§ Problem to work on
From the post on Twitter's move to Scala, print the passage that begins with the words "Saturday, 4 April" and stops after "the reasoning there.", word for word.
— start of Source document —
Saturday, 4 April 2009

Twitter using Scala

Twitter was previously using Ruby for large parts of the application, but has recently introduced some parts of Scala.

An interview with some of the developers over at Artima discusses some of the reasoning there.

It's an interesting decision, seemingly motivated by the need for performance and static typing. Let's look at the static typing reasoning:

As our system has grown, a lot of the logic in our Ruby system sort of replicates a type system, either in our unit tests or as validations on models. I think it may just be a property of large systems in dynamic languages, that eventually you end up rewriting your own type system, and you sort of do it badly. You’re checking for null values all over the place. There’s lots of calls to Ruby’s kind_of? method, which asks, “Is this a kind of User object? Because that’s what we’re expecting. If we don’t get that, this is going to explode.”

I'm not sure I agree with this reasoning of the Twitter guys description. Firstly, Ruby code with a bunch of kind_of? littered everywhere is almost certainly bad. Perhaps this is because as the system has evolved the initial design decisions are not quite right, and the system hasn't evolved and accrued too much technical debt in the process. The benefits of hindsight mean that you could probably rewrite bits in any language and see improvements.
— end of Source document —
— start of Information shown —
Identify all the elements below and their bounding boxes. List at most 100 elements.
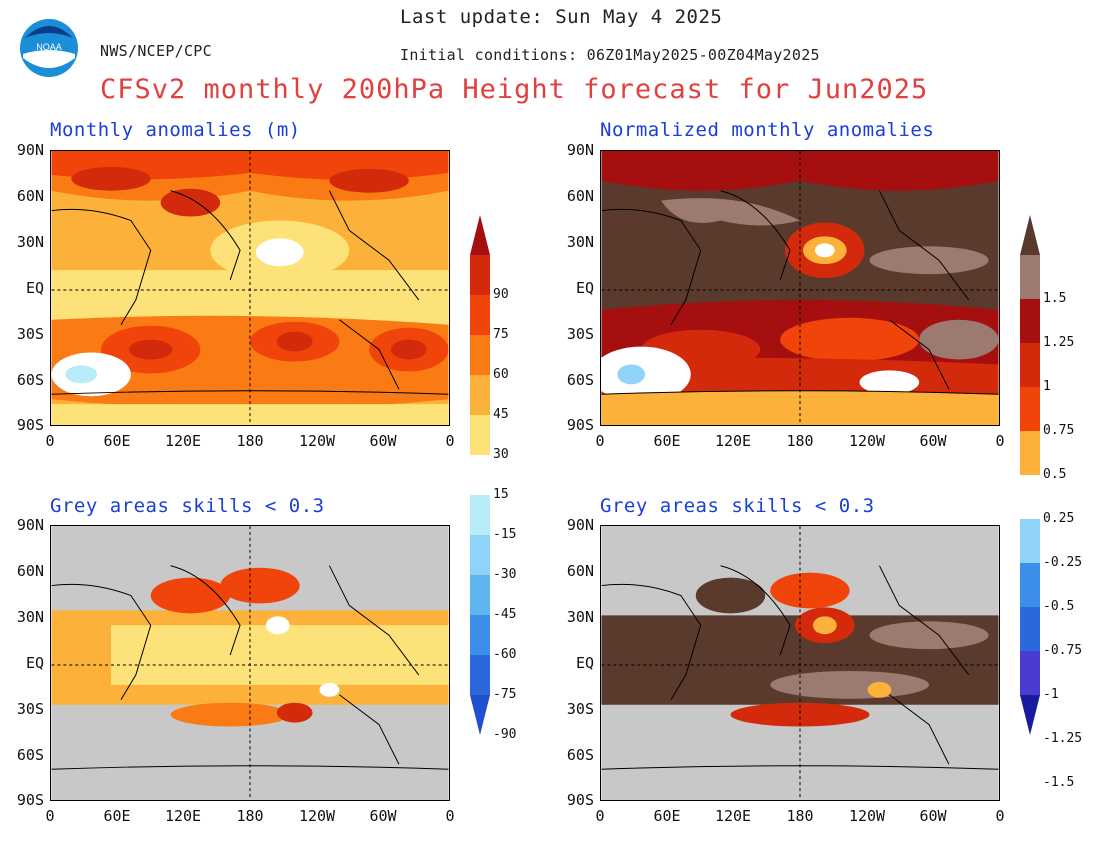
— end of Information shown —
§ Solution
Saturday, 4 April 2009

Twitter using Scala

Twitter was previously using Ruby for large parts of the application, but has recently introduced some parts of Scala.

An interview with some of the developers over at Artima discusses some of the reasoning there.